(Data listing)
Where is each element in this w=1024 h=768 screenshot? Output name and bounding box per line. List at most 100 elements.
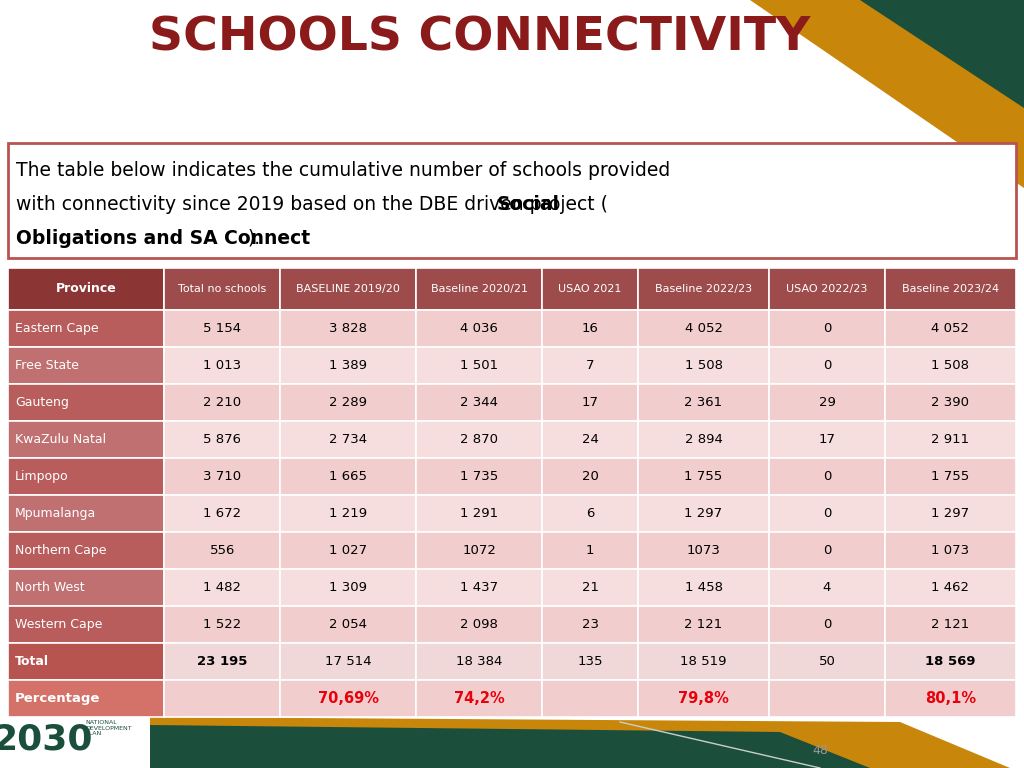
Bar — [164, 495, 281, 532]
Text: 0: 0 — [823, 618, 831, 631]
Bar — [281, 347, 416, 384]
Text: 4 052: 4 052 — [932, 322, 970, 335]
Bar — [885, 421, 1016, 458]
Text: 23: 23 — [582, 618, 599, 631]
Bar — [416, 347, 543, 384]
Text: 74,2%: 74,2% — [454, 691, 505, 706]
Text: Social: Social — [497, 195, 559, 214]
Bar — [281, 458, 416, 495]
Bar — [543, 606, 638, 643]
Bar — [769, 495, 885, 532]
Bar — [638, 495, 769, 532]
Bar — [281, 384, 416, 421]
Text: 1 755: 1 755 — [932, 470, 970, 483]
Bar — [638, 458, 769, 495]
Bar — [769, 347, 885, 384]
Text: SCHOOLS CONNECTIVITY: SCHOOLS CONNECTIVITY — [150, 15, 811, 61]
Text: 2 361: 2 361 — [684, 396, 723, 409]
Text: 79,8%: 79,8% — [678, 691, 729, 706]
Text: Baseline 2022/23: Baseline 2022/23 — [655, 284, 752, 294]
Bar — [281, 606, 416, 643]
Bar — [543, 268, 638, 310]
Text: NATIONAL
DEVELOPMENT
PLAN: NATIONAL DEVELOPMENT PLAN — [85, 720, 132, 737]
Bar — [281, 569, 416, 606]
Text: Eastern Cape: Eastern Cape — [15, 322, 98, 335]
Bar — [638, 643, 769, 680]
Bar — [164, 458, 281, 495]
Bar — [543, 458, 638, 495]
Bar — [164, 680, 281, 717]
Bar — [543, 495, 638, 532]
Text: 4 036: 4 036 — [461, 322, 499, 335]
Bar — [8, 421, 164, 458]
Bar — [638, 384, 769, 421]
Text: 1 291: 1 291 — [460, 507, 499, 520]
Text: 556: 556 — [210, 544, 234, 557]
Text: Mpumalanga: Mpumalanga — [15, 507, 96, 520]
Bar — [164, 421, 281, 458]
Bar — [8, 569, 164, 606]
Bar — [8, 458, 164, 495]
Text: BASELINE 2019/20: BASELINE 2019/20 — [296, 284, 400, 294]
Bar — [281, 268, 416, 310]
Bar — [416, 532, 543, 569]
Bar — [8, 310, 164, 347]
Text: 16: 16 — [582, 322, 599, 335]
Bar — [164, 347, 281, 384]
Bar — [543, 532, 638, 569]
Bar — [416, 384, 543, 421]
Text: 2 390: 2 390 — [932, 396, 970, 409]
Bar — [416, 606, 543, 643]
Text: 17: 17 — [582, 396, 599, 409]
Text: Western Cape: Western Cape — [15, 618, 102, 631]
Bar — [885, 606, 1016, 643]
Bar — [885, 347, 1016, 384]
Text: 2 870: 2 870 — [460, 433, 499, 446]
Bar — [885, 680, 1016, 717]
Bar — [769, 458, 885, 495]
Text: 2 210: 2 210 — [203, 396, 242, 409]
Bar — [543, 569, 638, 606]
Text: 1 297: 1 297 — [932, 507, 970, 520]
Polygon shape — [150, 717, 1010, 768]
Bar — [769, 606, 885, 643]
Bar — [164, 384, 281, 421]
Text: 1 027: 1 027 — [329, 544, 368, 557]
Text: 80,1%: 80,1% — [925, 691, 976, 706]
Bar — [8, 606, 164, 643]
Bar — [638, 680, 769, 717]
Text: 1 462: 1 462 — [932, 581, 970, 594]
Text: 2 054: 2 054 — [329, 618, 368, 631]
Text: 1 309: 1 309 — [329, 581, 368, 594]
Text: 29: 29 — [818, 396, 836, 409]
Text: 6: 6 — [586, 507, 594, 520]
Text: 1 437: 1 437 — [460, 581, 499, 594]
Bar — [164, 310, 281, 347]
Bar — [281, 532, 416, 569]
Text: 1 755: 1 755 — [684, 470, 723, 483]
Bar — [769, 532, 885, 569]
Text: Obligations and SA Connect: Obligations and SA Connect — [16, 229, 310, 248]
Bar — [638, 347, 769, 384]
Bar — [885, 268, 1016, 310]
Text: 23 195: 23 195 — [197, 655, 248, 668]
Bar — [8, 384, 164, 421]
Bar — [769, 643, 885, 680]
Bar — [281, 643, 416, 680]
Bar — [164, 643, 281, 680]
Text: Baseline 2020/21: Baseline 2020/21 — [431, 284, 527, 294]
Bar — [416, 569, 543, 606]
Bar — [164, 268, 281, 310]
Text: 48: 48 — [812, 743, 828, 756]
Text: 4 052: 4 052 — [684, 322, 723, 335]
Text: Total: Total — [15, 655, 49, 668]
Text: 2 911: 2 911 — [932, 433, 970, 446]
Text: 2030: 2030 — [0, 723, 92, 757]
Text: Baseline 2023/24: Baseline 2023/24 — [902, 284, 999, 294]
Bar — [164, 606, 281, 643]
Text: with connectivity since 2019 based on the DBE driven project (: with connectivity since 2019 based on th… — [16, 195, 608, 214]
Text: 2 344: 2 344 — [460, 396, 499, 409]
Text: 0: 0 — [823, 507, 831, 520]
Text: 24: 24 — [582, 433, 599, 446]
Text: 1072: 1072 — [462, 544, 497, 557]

DESCRIPTION OF THE TASK — Copy out the part of the rows that opens with the line containing "Bar — [164, 495, 281, 532]" and closes with the line containing "Text: 79,8%: 79,8% — [678, 691, 729, 706]", swapping "Bar" for "Rectangle" and keeping everything else the same.

RESULT FOR THIS EXERCISE —
Rectangle — [164, 495, 281, 532]
Text: 0: 0 — [823, 618, 831, 631]
Rectangle — [281, 347, 416, 384]
Text: 4 052: 4 052 — [932, 322, 970, 335]
Rectangle — [885, 421, 1016, 458]
Text: 23: 23 — [582, 618, 599, 631]
Rectangle — [416, 347, 543, 384]
Text: 74,2%: 74,2% — [454, 691, 505, 706]
Text: Social: Social — [497, 195, 559, 214]
Rectangle — [281, 458, 416, 495]
Rectangle — [543, 606, 638, 643]
Rectangle — [769, 495, 885, 532]
Rectangle — [638, 495, 769, 532]
Rectangle — [281, 384, 416, 421]
Text: 1 755: 1 755 — [932, 470, 970, 483]
Rectangle — [638, 458, 769, 495]
Rectangle — [769, 347, 885, 384]
Text: SCHOOLS CONNECTIVITY: SCHOOLS CONNECTIVITY — [150, 15, 811, 61]
Text: 2 361: 2 361 — [684, 396, 723, 409]
Text: 79,8%: 79,8% — [678, 691, 729, 706]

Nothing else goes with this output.